Job
Search the material and gather each line with "status" in it.

Given records
▼▼▼
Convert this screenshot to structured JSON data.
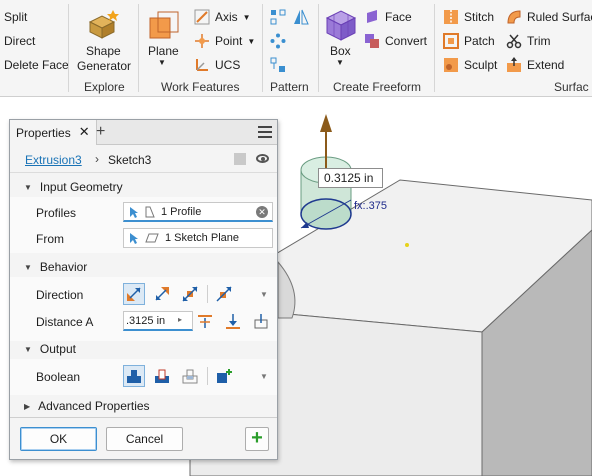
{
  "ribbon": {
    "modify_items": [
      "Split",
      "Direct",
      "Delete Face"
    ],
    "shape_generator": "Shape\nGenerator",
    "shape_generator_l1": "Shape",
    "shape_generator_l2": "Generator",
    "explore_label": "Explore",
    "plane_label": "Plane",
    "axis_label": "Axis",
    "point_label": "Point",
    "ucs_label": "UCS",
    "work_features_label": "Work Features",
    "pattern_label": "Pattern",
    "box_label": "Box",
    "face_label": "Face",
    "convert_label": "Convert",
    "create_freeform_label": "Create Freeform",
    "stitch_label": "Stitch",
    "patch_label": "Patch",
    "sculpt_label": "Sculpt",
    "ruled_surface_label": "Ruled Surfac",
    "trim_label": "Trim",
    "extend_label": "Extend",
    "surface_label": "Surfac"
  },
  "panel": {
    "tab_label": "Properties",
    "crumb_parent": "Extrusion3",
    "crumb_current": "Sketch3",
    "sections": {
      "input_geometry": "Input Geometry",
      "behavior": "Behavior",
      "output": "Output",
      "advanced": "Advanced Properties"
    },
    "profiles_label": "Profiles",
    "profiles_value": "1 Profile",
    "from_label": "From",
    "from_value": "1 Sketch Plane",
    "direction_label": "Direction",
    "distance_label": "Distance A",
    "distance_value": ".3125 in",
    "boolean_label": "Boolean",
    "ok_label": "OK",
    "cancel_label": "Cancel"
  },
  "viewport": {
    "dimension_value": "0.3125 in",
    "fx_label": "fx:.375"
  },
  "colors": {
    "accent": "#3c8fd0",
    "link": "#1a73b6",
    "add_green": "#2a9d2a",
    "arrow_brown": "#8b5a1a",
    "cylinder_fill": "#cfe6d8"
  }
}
▲▲▲
▼▼▼
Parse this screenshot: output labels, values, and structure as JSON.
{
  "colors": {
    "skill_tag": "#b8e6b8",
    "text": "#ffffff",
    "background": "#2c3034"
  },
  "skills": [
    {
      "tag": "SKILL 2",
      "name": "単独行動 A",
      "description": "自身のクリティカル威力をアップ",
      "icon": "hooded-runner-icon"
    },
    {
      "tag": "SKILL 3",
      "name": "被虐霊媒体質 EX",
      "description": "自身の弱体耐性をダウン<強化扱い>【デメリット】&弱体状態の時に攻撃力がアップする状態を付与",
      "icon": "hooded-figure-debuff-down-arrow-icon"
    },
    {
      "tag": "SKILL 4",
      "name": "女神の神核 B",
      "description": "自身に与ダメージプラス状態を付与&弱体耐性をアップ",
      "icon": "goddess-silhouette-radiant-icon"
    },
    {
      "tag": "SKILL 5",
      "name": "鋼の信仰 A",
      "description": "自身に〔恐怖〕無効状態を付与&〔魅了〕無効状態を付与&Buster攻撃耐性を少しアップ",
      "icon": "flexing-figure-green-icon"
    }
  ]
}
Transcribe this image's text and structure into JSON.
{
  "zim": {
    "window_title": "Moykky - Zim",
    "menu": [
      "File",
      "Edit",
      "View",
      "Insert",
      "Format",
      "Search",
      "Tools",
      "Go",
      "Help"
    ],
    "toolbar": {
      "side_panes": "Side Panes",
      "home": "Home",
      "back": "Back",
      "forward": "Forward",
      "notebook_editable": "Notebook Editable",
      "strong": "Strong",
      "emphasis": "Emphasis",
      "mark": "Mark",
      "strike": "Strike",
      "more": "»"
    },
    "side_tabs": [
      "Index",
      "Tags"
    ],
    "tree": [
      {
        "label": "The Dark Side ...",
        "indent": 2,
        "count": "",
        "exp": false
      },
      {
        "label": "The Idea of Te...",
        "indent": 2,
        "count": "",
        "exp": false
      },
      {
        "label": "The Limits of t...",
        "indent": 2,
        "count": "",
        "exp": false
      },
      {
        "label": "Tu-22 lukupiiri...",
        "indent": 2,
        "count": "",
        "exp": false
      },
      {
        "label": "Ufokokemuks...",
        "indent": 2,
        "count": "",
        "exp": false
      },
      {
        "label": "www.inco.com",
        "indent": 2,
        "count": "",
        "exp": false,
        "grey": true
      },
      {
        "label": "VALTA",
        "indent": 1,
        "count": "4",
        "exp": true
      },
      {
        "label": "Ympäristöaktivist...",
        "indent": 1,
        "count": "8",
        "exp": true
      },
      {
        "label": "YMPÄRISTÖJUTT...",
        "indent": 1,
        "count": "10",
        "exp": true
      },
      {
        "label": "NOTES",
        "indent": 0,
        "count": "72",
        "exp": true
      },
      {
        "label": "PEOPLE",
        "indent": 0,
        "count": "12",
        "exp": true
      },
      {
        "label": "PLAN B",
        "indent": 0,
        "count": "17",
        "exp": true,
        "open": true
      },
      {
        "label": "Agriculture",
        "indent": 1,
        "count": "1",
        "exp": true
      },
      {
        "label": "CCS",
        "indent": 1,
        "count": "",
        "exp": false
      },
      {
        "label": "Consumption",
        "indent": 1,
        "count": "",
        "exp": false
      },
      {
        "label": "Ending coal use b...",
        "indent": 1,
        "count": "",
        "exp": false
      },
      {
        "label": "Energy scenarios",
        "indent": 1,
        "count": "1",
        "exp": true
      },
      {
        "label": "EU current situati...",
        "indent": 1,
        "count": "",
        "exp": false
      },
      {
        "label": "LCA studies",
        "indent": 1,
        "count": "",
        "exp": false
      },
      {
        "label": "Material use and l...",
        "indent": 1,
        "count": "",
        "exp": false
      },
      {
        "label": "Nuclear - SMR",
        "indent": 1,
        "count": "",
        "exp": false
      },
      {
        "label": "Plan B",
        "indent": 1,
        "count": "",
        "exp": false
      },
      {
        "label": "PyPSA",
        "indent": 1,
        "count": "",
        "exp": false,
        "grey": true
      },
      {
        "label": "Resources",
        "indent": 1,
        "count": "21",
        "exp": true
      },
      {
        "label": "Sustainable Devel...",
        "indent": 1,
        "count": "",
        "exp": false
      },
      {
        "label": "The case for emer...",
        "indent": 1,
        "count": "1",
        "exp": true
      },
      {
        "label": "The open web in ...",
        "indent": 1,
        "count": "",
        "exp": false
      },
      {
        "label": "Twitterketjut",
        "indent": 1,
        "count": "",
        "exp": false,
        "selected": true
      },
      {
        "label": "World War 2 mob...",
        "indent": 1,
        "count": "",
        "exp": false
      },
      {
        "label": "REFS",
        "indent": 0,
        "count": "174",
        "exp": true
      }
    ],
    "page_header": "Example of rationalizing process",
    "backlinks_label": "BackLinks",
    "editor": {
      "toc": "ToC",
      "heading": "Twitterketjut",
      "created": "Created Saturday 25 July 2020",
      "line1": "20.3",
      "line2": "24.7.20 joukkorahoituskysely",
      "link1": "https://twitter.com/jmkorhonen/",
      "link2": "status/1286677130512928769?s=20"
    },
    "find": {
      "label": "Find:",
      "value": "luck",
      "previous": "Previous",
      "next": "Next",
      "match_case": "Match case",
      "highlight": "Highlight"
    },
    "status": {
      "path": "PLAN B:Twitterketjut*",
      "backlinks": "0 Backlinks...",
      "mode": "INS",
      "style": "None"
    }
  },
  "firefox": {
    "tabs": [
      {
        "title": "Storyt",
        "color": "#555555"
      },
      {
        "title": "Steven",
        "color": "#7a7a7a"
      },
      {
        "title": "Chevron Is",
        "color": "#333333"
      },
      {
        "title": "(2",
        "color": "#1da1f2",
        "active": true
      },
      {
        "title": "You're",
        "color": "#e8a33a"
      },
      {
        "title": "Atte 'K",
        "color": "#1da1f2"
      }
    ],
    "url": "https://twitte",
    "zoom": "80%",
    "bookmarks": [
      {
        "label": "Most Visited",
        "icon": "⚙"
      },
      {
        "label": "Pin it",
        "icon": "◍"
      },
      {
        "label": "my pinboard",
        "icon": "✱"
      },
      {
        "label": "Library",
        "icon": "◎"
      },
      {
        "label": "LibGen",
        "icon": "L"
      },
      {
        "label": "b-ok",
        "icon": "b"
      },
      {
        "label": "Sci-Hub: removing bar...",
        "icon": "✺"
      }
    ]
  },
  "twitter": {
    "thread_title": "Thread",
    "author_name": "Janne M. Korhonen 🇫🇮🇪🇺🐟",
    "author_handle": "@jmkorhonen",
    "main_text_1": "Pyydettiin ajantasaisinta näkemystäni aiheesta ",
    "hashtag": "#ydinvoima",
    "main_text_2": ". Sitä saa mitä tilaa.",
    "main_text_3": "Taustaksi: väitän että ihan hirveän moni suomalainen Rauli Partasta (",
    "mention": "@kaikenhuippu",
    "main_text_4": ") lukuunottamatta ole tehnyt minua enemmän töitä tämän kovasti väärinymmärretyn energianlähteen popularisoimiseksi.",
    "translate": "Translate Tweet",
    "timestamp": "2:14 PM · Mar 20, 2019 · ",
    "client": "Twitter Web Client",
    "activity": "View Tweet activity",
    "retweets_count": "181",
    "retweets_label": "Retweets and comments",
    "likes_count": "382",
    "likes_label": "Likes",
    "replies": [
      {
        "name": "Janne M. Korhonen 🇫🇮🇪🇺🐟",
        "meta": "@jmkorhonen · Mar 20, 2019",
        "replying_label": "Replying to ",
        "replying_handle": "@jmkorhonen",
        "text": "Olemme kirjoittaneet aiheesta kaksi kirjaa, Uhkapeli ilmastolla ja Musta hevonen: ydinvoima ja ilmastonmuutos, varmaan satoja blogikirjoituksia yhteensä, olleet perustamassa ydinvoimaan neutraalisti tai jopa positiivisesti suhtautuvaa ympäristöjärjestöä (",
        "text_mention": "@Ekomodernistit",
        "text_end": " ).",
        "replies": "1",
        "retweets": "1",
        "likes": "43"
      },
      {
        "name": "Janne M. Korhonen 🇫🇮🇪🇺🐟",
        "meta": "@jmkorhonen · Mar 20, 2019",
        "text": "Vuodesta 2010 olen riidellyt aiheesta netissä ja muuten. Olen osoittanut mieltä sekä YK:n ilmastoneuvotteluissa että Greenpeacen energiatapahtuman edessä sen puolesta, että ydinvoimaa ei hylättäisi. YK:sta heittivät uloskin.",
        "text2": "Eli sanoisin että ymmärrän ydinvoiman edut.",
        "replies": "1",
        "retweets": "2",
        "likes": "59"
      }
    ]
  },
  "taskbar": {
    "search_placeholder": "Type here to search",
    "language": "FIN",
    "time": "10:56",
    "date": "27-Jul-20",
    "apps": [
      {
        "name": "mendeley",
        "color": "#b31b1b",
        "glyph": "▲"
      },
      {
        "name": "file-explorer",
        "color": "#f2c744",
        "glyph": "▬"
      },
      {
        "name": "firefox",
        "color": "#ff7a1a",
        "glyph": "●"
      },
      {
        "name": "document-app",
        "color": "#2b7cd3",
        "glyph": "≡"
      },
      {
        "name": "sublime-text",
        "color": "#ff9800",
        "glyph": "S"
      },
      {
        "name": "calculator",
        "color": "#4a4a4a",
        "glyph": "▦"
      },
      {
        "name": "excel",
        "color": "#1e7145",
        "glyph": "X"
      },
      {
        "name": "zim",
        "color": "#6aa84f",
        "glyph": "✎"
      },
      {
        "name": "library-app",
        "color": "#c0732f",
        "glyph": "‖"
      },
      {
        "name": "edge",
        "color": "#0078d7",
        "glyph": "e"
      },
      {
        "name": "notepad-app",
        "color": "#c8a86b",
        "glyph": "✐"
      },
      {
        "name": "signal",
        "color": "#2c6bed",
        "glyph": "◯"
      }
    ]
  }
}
▲▲▲
Task output
      "link2": "status/1286677130512928769?s=20"
    "status": {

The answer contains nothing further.